Return every line of the data below that includes the string "którego".

→ **GIVEN ENTRIES**:
· · ·
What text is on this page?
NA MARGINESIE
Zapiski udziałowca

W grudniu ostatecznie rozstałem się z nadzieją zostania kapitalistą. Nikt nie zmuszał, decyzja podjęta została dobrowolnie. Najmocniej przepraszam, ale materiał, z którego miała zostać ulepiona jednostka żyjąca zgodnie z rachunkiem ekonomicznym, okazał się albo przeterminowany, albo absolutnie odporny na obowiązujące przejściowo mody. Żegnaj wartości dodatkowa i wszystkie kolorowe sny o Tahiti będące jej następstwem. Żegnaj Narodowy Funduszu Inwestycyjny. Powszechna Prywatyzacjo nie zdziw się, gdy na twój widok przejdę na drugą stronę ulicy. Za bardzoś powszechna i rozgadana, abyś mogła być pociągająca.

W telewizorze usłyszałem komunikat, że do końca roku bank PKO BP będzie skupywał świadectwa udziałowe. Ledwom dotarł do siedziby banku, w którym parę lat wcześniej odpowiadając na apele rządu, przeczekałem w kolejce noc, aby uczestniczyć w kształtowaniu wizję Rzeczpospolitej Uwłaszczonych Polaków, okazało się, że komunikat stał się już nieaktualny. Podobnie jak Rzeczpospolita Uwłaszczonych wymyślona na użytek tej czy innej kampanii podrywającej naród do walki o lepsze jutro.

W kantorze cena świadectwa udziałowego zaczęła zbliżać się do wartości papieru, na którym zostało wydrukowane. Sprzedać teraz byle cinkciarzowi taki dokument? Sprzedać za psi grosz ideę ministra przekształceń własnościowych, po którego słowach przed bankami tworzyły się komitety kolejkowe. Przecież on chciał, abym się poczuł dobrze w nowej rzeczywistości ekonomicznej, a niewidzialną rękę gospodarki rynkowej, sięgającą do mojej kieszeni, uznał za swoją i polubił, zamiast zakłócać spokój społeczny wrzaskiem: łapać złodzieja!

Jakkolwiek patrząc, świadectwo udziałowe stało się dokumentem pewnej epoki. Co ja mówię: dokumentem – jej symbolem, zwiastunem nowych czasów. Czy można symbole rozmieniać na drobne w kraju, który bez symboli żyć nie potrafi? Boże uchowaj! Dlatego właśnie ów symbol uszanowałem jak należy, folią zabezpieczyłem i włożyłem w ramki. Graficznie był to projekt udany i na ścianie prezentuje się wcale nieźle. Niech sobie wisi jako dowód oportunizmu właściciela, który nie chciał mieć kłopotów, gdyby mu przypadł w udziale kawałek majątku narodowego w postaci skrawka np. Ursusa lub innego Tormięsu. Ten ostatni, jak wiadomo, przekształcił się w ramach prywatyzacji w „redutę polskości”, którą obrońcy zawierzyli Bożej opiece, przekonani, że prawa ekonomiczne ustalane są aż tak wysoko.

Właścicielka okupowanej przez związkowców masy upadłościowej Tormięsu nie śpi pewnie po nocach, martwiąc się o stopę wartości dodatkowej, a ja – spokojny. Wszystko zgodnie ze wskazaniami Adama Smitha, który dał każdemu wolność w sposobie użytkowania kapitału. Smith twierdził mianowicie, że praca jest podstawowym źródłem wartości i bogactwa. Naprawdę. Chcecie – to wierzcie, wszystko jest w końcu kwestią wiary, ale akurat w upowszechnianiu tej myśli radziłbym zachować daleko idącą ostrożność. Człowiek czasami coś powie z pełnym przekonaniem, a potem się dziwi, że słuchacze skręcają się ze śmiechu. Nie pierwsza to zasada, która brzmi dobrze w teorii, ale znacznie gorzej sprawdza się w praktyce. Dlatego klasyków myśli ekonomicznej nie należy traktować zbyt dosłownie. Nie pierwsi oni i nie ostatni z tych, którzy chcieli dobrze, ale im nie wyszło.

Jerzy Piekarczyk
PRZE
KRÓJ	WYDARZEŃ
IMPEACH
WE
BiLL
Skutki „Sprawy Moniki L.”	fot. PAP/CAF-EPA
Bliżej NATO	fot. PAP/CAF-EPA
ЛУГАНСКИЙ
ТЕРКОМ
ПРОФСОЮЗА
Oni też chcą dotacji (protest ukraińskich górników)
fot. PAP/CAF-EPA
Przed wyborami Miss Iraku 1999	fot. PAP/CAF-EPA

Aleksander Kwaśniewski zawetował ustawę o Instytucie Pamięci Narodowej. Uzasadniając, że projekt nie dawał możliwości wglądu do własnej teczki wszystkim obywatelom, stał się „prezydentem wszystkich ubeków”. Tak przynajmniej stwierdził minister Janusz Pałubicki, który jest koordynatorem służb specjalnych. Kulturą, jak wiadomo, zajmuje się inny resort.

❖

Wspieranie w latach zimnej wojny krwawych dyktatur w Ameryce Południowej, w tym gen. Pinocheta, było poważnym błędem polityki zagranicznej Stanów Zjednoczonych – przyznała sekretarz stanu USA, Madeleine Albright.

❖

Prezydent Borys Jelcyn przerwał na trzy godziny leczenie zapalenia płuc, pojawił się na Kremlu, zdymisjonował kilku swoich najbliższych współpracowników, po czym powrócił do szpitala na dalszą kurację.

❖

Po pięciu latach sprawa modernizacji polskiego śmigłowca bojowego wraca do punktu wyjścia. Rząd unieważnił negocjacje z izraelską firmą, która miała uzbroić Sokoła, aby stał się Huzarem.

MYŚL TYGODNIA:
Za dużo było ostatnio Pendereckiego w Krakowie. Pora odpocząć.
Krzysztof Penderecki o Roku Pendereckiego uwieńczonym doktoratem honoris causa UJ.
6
· · ·
→ **THE RESPONSE**:
W grudniu ostatecznie rozstałem się z nadzieją zostania kapitalistą. Nikt nie zmuszał, decyzja podjęta została dobrowolnie. Najmocniej przepraszam, ale materiał, z którego miała zostać ulepiona jednostka żyjąca zgodnie z rachunkiem ekonomicznym, okazał się albo przeterminowany, albo absolutnie odporny na obowiązujące przejściowo mody. Żegnaj wartości dodatkowa i wszystkie kolorowe sny o Tahiti będące jej następstwem. Żegnaj Narodowy Funduszu Inwestycyjny. Powszechna Prywatyzacjo nie zdziw się, gdy na twój widok przejdę na drugą stronę ulicy. Za bardzoś powszechna i rozgadana, abyś mogła być pociągająca.
W kantorze cena świadectwa udziałowego zaczęła zbliżać się do wartości papieru, na którym zostało wydrukowane. Sprzedać teraz byle cinkciarzowi taki dokument? Sprzedać za psi grosz ideę ministra przekształceń własnościowych, po którego słowach przed bankami tworzyły się komitety kolejkowe. Przecież on chciał, abym się poczuł dobrze w nowej rzeczywistości ekonomicznej, a niewidzialną rękę gospodarki rynkowej, sięgającą do mojej kieszeni, uznał za swoją i polubił, zamiast zakłócać spokój społeczny wrzaskiem: łapać złodzieja!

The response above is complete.